(Task description): State how many lines of the records contain the string "Visualizaciones". Give the number alone.

(Data shown):
____________

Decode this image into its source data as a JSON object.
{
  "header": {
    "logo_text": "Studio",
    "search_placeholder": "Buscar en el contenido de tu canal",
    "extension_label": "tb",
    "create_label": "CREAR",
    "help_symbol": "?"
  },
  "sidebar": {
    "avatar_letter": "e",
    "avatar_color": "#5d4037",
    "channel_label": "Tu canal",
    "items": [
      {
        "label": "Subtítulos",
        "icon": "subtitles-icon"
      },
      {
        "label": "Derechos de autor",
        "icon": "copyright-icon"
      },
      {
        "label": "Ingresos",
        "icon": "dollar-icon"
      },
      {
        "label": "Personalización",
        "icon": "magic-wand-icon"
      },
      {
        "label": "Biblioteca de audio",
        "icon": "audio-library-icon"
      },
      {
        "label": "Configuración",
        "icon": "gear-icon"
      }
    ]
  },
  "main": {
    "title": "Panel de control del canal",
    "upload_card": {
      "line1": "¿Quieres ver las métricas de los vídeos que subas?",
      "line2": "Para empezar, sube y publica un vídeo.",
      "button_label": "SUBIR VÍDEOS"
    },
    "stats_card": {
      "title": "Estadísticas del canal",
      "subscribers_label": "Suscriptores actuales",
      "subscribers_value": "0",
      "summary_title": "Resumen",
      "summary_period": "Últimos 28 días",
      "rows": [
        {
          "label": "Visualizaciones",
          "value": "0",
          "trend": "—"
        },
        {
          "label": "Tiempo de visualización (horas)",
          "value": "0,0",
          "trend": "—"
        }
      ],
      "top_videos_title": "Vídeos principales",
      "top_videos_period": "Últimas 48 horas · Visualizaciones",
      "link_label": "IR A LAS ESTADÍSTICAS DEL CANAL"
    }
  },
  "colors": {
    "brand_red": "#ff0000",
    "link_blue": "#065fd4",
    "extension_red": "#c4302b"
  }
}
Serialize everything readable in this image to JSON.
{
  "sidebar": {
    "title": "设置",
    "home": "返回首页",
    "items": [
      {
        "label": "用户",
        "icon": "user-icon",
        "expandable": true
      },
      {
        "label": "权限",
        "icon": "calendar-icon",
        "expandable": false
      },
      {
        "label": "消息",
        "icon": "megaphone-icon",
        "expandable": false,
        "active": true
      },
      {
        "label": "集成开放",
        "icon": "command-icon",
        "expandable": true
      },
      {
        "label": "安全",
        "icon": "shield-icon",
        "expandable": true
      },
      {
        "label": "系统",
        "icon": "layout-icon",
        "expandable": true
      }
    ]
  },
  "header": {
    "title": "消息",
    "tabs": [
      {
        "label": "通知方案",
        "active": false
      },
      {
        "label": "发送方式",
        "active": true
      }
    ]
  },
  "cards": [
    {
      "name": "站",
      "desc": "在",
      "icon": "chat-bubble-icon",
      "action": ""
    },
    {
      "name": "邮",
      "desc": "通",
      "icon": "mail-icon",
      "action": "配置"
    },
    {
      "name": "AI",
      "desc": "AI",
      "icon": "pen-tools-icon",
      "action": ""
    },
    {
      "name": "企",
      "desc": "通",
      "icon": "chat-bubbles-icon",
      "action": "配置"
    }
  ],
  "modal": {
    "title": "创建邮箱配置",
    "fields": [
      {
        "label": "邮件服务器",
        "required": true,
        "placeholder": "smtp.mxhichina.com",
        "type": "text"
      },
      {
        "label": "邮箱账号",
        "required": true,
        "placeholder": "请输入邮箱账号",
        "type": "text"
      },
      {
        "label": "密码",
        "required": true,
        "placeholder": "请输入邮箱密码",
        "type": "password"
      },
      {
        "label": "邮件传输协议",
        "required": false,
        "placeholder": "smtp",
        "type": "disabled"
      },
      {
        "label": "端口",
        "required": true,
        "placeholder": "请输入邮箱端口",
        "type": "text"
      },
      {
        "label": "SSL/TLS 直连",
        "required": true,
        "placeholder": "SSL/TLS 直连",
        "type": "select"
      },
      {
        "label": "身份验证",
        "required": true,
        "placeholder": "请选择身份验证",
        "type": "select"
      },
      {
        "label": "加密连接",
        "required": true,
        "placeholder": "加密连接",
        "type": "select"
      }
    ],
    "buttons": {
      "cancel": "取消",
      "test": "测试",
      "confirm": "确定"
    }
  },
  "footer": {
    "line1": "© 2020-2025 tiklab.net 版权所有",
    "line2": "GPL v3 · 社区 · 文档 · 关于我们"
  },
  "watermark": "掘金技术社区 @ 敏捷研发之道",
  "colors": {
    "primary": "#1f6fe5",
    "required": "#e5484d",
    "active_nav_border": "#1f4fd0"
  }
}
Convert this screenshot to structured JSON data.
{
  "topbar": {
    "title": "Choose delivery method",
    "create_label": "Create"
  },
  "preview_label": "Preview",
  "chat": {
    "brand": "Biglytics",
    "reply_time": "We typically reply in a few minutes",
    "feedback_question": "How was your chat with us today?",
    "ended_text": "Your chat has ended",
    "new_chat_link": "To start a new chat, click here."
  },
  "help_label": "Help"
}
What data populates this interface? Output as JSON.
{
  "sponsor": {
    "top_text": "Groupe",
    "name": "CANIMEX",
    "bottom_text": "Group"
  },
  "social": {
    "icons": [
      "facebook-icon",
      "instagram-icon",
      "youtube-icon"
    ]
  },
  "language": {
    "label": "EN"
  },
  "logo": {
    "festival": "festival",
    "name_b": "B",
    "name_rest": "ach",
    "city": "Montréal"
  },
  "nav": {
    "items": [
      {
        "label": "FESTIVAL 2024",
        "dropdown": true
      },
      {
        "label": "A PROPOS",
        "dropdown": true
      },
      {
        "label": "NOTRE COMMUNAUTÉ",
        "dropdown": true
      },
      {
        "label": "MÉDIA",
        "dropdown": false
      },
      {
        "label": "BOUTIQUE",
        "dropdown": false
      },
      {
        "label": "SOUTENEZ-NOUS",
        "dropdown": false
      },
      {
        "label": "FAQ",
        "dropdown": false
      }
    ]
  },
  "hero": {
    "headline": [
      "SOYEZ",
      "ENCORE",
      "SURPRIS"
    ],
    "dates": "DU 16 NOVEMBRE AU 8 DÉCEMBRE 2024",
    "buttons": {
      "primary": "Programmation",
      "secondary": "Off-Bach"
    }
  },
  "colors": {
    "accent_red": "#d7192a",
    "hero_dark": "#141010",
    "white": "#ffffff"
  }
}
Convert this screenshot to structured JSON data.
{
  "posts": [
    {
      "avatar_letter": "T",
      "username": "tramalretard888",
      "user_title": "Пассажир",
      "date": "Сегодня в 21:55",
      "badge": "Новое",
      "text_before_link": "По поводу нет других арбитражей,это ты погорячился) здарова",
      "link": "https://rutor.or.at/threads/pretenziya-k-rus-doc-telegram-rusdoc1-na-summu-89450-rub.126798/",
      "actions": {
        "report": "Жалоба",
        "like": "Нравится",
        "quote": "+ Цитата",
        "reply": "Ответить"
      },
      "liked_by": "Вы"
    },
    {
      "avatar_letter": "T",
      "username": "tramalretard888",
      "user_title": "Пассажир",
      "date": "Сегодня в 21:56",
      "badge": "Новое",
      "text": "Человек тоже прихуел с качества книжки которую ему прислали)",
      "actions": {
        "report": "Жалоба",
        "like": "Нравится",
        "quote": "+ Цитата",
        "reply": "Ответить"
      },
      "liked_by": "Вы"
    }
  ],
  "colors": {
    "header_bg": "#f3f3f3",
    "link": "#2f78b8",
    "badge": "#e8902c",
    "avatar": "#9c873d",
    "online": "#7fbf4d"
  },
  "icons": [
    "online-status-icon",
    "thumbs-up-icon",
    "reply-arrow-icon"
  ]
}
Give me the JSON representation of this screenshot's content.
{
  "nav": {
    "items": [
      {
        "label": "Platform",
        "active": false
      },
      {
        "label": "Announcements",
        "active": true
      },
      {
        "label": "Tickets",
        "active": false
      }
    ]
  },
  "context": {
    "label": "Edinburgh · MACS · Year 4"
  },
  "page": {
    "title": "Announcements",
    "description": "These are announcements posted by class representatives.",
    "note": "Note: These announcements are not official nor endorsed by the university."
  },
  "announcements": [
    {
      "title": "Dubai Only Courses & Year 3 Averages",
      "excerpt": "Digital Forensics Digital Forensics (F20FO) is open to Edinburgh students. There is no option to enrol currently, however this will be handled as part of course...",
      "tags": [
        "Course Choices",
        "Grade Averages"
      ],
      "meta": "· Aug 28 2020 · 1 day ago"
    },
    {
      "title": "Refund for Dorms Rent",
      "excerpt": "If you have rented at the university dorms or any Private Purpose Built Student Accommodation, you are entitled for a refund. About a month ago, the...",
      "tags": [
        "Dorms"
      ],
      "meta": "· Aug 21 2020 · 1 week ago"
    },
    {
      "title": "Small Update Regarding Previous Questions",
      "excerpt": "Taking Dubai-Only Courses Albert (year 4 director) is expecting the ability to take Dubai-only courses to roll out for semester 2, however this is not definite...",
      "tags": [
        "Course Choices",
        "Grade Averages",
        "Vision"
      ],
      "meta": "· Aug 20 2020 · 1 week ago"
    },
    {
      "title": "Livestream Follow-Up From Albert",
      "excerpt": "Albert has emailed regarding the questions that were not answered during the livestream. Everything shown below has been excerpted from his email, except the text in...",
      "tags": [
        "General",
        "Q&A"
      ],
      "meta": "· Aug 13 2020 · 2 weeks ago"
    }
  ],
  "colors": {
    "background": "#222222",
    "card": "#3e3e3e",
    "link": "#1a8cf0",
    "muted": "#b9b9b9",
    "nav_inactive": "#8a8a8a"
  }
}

____________

(Solution to the problem): 2